**What the task asks**.
Using the records provided below, locate and copy each line that contains the word "screenshot".

::::

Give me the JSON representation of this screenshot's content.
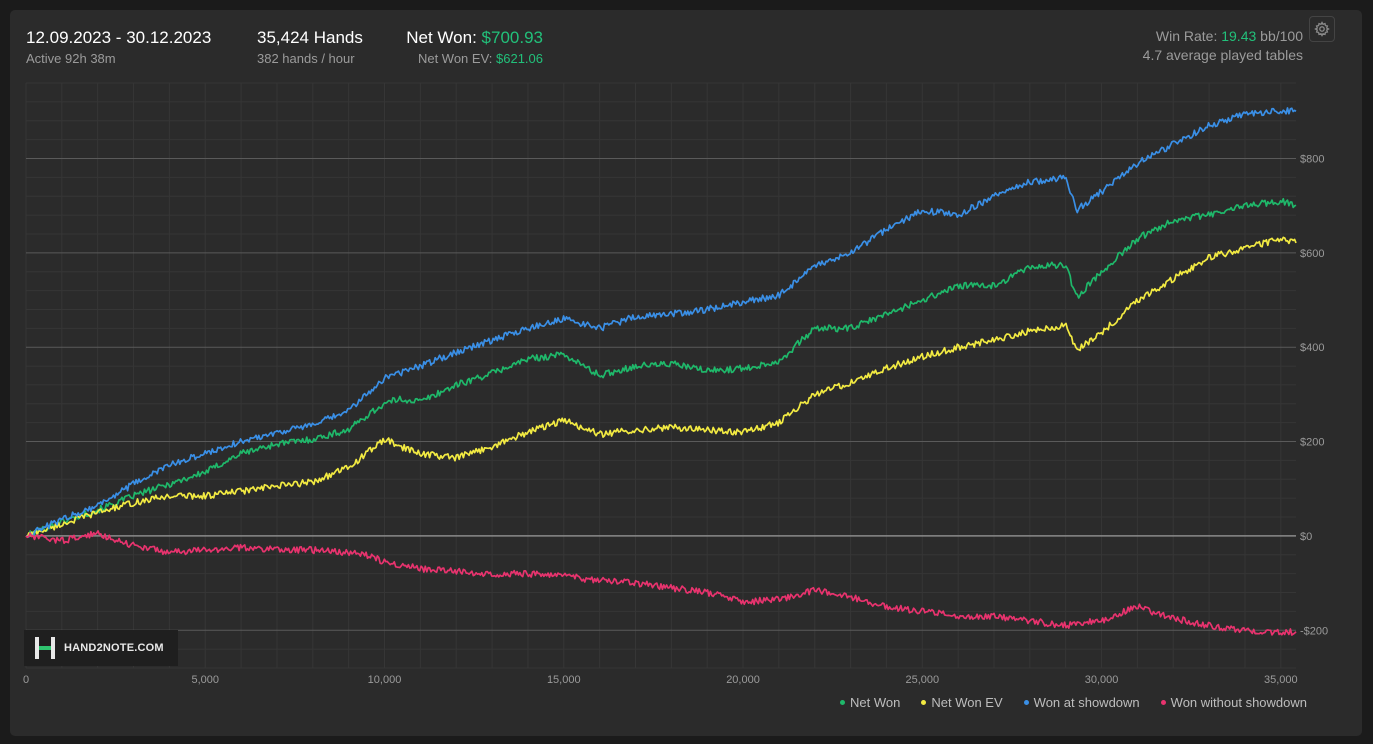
{
  "header": {
    "date_range": "12.09.2023 - 30.12.2023",
    "active_time": "Active 92h 38m",
    "hands": "35,424 Hands",
    "hands_per_hour": "382 hands / hour",
    "net_won_label": "Net Won:",
    "net_won_value": "$700.93",
    "net_won_ev_label": "Net Won  EV:",
    "net_won_ev_value": "$621.06",
    "win_rate_label": "Win Rate:",
    "win_rate_value": "19.43",
    "win_rate_unit": "bb/100",
    "avg_tables": "4.7 average played tables",
    "settings_icon": "gear-icon"
  },
  "logo": {
    "text": "HAND2NOTE.COM"
  },
  "colors": {
    "net_won": "#1fb86a",
    "net_won_ev": "#f2ea42",
    "won_at_showdown": "#3a8fe6",
    "won_without_showdown": "#e8336e",
    "grid_major": "#5a5a5a",
    "grid_minor": "#363636",
    "zero_line": "#8a8a8a"
  },
  "chart_data": {
    "type": "line",
    "xlabel": "",
    "ylabel": "",
    "xlim": [
      0,
      35424
    ],
    "ylim": [
      -280,
      960
    ],
    "x_ticks": [
      0,
      5000,
      10000,
      15000,
      20000,
      25000,
      30000,
      35000
    ],
    "x_tick_labels": [
      "0",
      "5,000",
      "10,000",
      "15,000",
      "20,000",
      "25,000",
      "30,000",
      "35,000"
    ],
    "y_ticks": [
      -200,
      0,
      200,
      400,
      600,
      800
    ],
    "y_tick_labels": [
      "-$200",
      "$0",
      "$200",
      "$400",
      "$600",
      "$800"
    ],
    "grid": true,
    "legend_position": "bottom-right",
    "series": [
      {
        "name": "Net Won",
        "x": [
          0,
          1000,
          2000,
          3000,
          4000,
          5000,
          6000,
          7000,
          8000,
          9000,
          9500,
          10000,
          10400,
          11000,
          12000,
          13000,
          14000,
          15000,
          16000,
          17000,
          18000,
          19000,
          20000,
          21000,
          22000,
          23000,
          24000,
          25000,
          26000,
          27000,
          28000,
          29000,
          29300,
          30000,
          31000,
          32000,
          33000,
          34000,
          35000,
          35424
        ],
        "values": [
          0,
          30,
          55,
          85,
          110,
          135,
          175,
          195,
          205,
          225,
          255,
          280,
          290,
          285,
          320,
          345,
          375,
          385,
          340,
          360,
          365,
          350,
          355,
          370,
          440,
          440,
          470,
          500,
          530,
          530,
          570,
          575,
          505,
          560,
          630,
          670,
          680,
          700,
          710,
          701
        ]
      },
      {
        "name": "Net Won  EV",
        "x": [
          0,
          1000,
          2000,
          3000,
          4000,
          5000,
          6000,
          7000,
          8000,
          9000,
          9500,
          10000,
          10400,
          11000,
          12000,
          13000,
          14000,
          15000,
          16000,
          17000,
          18000,
          19000,
          20000,
          21000,
          22000,
          23000,
          24000,
          25000,
          26000,
          27000,
          28000,
          29000,
          29300,
          30000,
          31000,
          32000,
          33000,
          34000,
          35000,
          35424
        ],
        "values": [
          0,
          25,
          50,
          70,
          85,
          85,
          95,
          105,
          115,
          145,
          175,
          205,
          190,
          175,
          165,
          190,
          220,
          245,
          215,
          225,
          230,
          225,
          220,
          240,
          300,
          325,
          355,
          380,
          400,
          415,
          435,
          445,
          395,
          430,
          500,
          545,
          590,
          610,
          630,
          621
        ]
      },
      {
        "name": "Won at showdown",
        "x": [
          0,
          1000,
          2000,
          3000,
          4000,
          5000,
          6000,
          7000,
          8000,
          9000,
          9500,
          10000,
          10400,
          11000,
          12000,
          13000,
          14000,
          15000,
          16000,
          17000,
          18000,
          19000,
          20000,
          21000,
          22000,
          23000,
          24000,
          25000,
          26000,
          27000,
          28000,
          29000,
          29300,
          30000,
          31000,
          32000,
          33000,
          34000,
          35000,
          35424
        ],
        "values": [
          0,
          35,
          65,
          110,
          150,
          175,
          200,
          220,
          235,
          265,
          300,
          335,
          345,
          360,
          390,
          415,
          440,
          460,
          440,
          465,
          470,
          480,
          495,
          510,
          570,
          600,
          650,
          690,
          680,
          720,
          750,
          760,
          690,
          730,
          790,
          830,
          870,
          895,
          900,
          900
        ]
      },
      {
        "name": "Won without showdown",
        "x": [
          0,
          1000,
          2000,
          3000,
          4000,
          5000,
          6000,
          7000,
          8000,
          9000,
          9500,
          10000,
          10400,
          11000,
          12000,
          13000,
          14000,
          15000,
          16000,
          17000,
          18000,
          19000,
          20000,
          21000,
          22000,
          23000,
          24000,
          25000,
          26000,
          27000,
          28000,
          29000,
          29300,
          30000,
          31000,
          32000,
          33000,
          34000,
          35000,
          35424
        ],
        "values": [
          0,
          -10,
          5,
          -20,
          -35,
          -30,
          -25,
          -28,
          -30,
          -35,
          -40,
          -55,
          -60,
          -70,
          -75,
          -80,
          -80,
          -85,
          -95,
          -100,
          -110,
          -120,
          -140,
          -135,
          -115,
          -130,
          -150,
          -160,
          -170,
          -170,
          -180,
          -190,
          -185,
          -180,
          -150,
          -175,
          -190,
          -200,
          -205,
          -203
        ]
      }
    ]
  }
}
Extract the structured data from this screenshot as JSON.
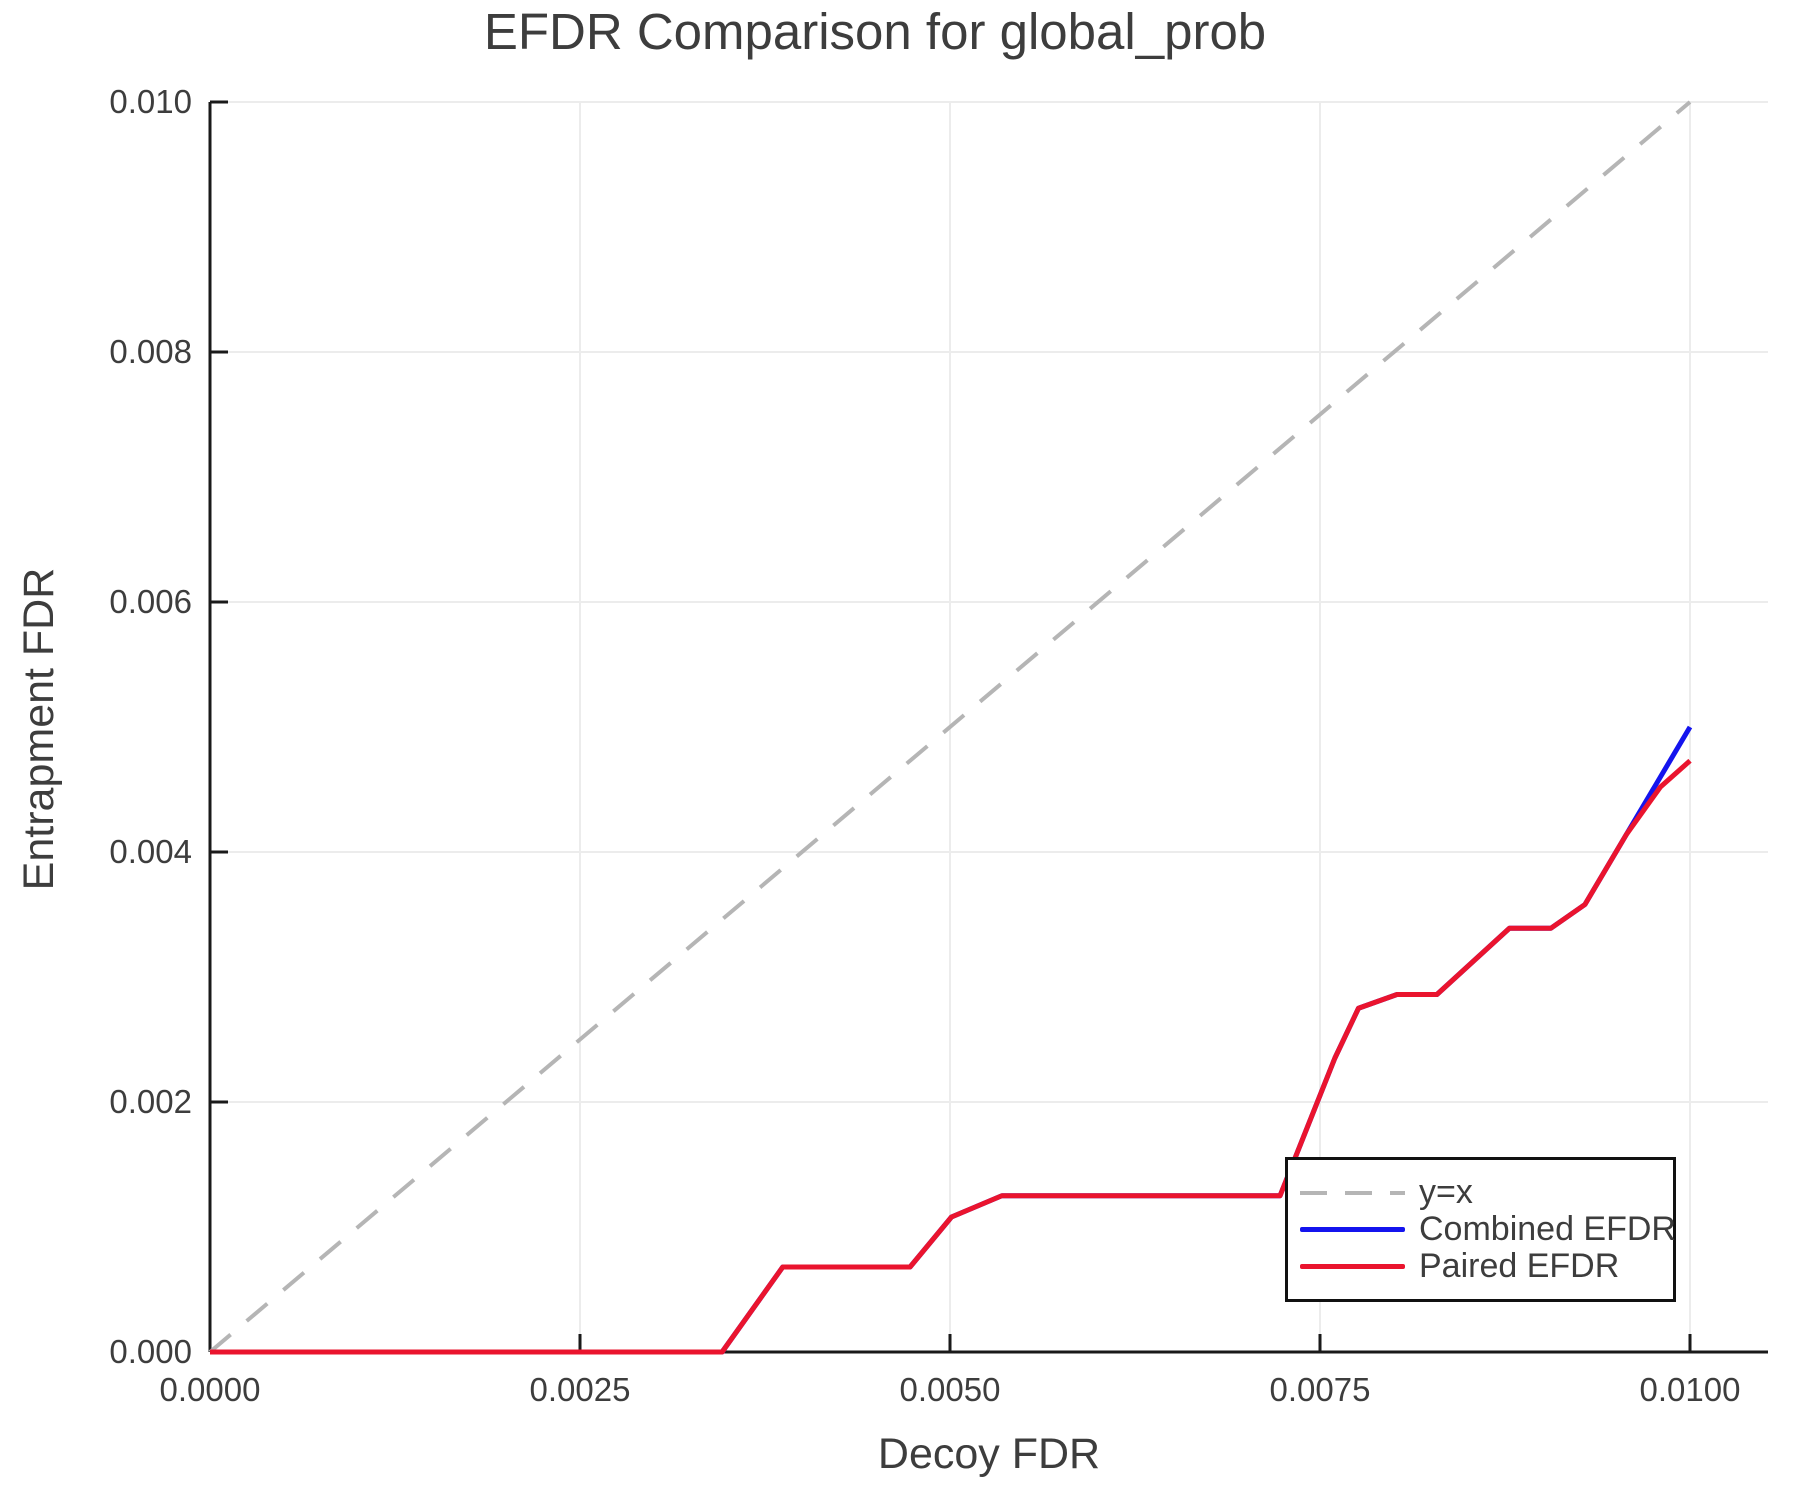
{
  "chart_data": {
    "type": "line",
    "title": "EFDR Comparison for global_prob",
    "xlabel": "Decoy FDR",
    "ylabel": "Entrapment FDR",
    "xlim": [
      0.0,
      0.01053
    ],
    "ylim": [
      0.0,
      0.01
    ],
    "grid": true,
    "x_ticks": [
      0.0,
      0.0025,
      0.005,
      0.0075,
      0.01
    ],
    "x_tick_labels": [
      "0.0000",
      "0.0025",
      "0.0050",
      "0.0075",
      "0.0100"
    ],
    "y_ticks": [
      0.0,
      0.002,
      0.004,
      0.006,
      0.008,
      0.01
    ],
    "y_tick_labels": [
      "0.000",
      "0.002",
      "0.004",
      "0.006",
      "0.008",
      "0.010"
    ],
    "legend_position": "lower right (inside plot)",
    "series": [
      {
        "name": "y=x",
        "style": "dashed",
        "color": "#b5b5b5",
        "width": 4,
        "x": [
          0.0,
          0.01
        ],
        "y": [
          0.0,
          0.01
        ]
      },
      {
        "name": "Combined EFDR",
        "style": "solid",
        "color": "#1414ee",
        "width": 5,
        "x": [
          0.0,
          0.00346,
          0.00387,
          0.00473,
          0.00501,
          0.00535,
          0.00723,
          0.0076,
          0.00776,
          0.00802,
          0.00829,
          0.00878,
          0.00906,
          0.00929,
          0.01
        ],
        "y": [
          0.0,
          0.0,
          0.00068,
          0.00068,
          0.00108,
          0.00125,
          0.00125,
          0.00235,
          0.00275,
          0.00286,
          0.00286,
          0.00339,
          0.00339,
          0.00358,
          0.005
        ]
      },
      {
        "name": "Paired EFDR",
        "style": "solid",
        "color": "#ea142e",
        "width": 5,
        "x": [
          0.0,
          0.00346,
          0.00387,
          0.00473,
          0.00501,
          0.00535,
          0.00723,
          0.0076,
          0.00776,
          0.00802,
          0.00829,
          0.00878,
          0.00906,
          0.00929,
          0.00957,
          0.0098,
          0.01
        ],
        "y": [
          0.0,
          0.0,
          0.00068,
          0.00068,
          0.00108,
          0.00125,
          0.00125,
          0.00235,
          0.00275,
          0.00286,
          0.00286,
          0.00339,
          0.00339,
          0.00358,
          0.00414,
          0.00452,
          0.00473
        ]
      }
    ]
  },
  "legend": {
    "entries": [
      {
        "label": "y=x",
        "color": "#b5b5b5",
        "style": "dashed"
      },
      {
        "label": "Combined EFDR",
        "color": "#1414ee",
        "style": "solid"
      },
      {
        "label": "Paired EFDR",
        "color": "#ea142e",
        "style": "solid"
      }
    ]
  },
  "colors": {
    "background": "#ffffff",
    "spine": "#1a1a1a",
    "gridline": "#ececec",
    "tick": "#1a1a1a",
    "text": "#3d3d3d",
    "identity_line": "#b5b5b5",
    "combined_efdr": "#1414ee",
    "paired_efdr": "#ea142e"
  }
}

::::

**Output for this task**.
Give me the JSON representation of this screenshot's content.
Extract the structured data from this screenshot as JSON.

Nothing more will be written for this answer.